Saudi Arabia has dominated the global headline news for weeks since the gruesome murder of journalist Jamal Khashoggi and the kingdom’s many attempts to cover it all up with bold face lies. This behavior of Saudi Arabia only reminds me of what I heard from an African Islamic scholar who lived and attended school in Saudi Arabia for many years. According to him, “In Arabia, I saw Islam but not Muslims.” That means whatever Islam expects of its followers is being violated in Saudi Arabia and other Arabic Islamic countries. 

To understand my devastation and total disappointment some background. 

Long before I got to know about a country called Saudi Arabia, I knew about Mecca and Medina, two holy cities that are visited by millions of pilgrims every year as part of their Islamic religious obligations. 

I would later learn more about how Saudi Arabia was created in 1924 out of the region that was known simply as Arabia; how the alliance between a political leader, Abdul Saud, and religious leader Abdul Wahhab, led to the creation of Saudi Arabia. The country and many others in the region came about as a result of the Arab revolt against the rulers of the Ottoman Empire. 

The picture of Saudi Arabia as a holy land where millions of people travel to for prayer to the Most High for the forgiveness of their sins remained stuck in my head over the years. If there was any place on earth where I wanted to travel to as a child, it was the country where Mecca and Medina are located. 

Mandingoes in West Africa, who are predominantly Muslims, rejected schools set up by African American settlers who founded the nation that came to be known as Liberia. They feared that the new school introduced by the formerly-enslaved Africans could cause their children to abandon their Islamic faith. They sent their children to traditional Quranic education and later on to the madrassa which were influenced by the religious teachings from Saudi Arabia and other Muslim countries. When our madrassas started receiving scholarships to study in Mecca, Medina, or Riyadh, many of our brothers who wanted education traveled to Saudi Arabia. Just as many people today from Africa and other regions seek to travel to Europe or the United STAmerica for school, people in my community sought the opportunity to study in Saudi Arabia. 

It was years later before many of us started going to what was called Nazara Karan whose literal translation was “Christian education.” Any school that was not “madrassa” was considered by some to be “haram” which in Arabic means forbidden or not permissible. So I grew up with much respect and reverence for Saudi Arabia. It’s home to two of the holiest places revered by billions of Muslims around the world. The pristine image of Saudi Arabia etched in my mind from childhood has been defiled over the years by the hypocritical political culture of Saudi Arabia as it fights for political dominance of the region against other countries. Consider: Saudi Arabia’s role in Libya against the late Moammar Kaddaffi, leading to his overthrow and violent murder; its backing of Jihadist groups in Syria; and, its senseless war in Yemen, which has caused a reported 56,000 deaths and left 20 million people in need of humanitarian assistance and suffering starvation.

____________

Write a continuation of the commentary on Saudi Arabia, starting after its final sentence.

■ **DATA LINES**

____________

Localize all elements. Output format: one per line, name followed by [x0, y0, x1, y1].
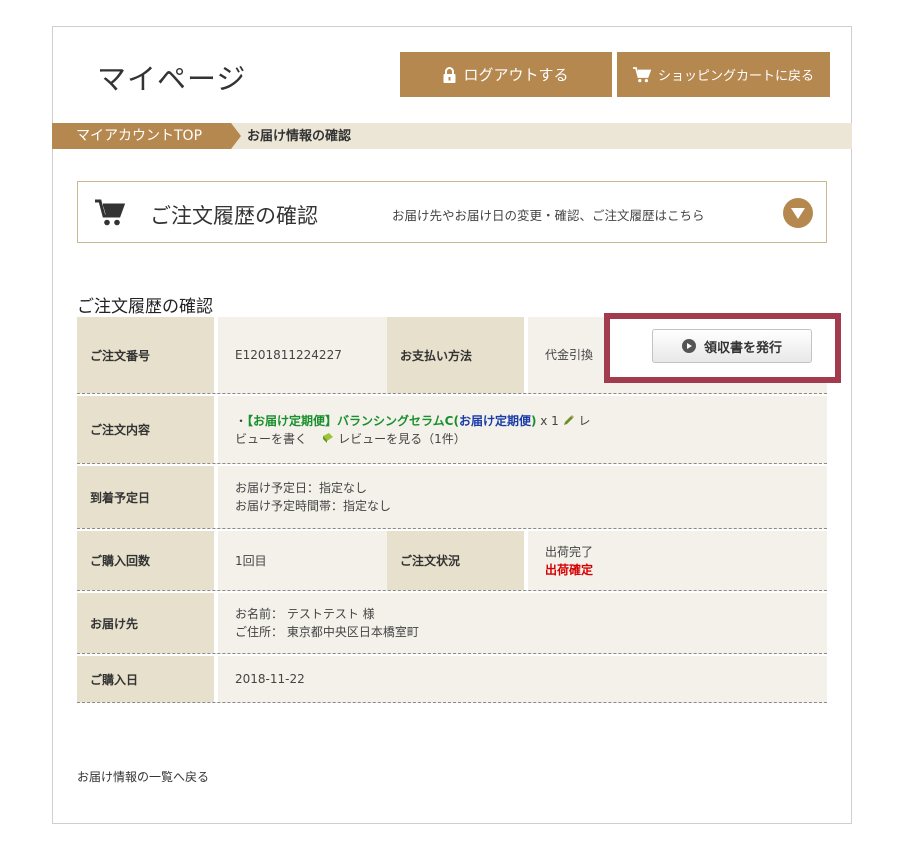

____________

■ **RESULT OF THE TASK**
As if the devastation in Libya, Yemen, and Syria were not enough, Saudi Arabia is urging the Trump administration to bomb Iran, even siding with Israel on that crusade; this is very troubling for a country known as the bastion of puritanical Wahhabism. 

Some in our community have argued that whatever Saudi Arabia is doing in the Middle East has nothing to do with Islam. It’s difficult to make that argument when Saudi Arabia is fighting to maintain its status as the leader of the Muslim world against regional rival Iran whose version of Islam is considered as heresy by the Wahhabist religious scholars of Saudi Arabia. It is fair to say that since Saudi Arabia is the birthplace of Islam and it’s the country where Islam’s holy places are located, it may have the right to claim leadership of the Islamic world. As such, it is expected to live up to expectations of billions of Muslims around the world. 

It is disappointing to see Saudi Arabia engaged in practices that contravene the principle of Islam. The  disastrous war in Yemen, the support for Jihadist militants in Syria and Libya, the overthrow of the democratically-elected government of Mohammed Morsi in Egypt, and now the brutal murder of Jamal Khashoggi have exposed the corruption and depravity of the Saudi regime. 

The brutal murder and reported dismemberment of Khashoggi has exposed Saudi Arabia for the whole world to see. They are getting the shock of their lives knowing that much of the world does not consider the killing “civilized” behavior; no one is on their side on this issue. How can people who say they believe in the teaching of Islam behave in such barbaric fashion? It did not help that the lunatic president of powerful U.S. tried to help cover up the murder for the sadistic Saudi regime because of the $100 billion arms deal. Meaning the U.S. was willing to turn a blind eye to the war crimes Saudi Arabia is committing everyday in Yemen with impunity. Imagine if Iran was conducting such a brutal war?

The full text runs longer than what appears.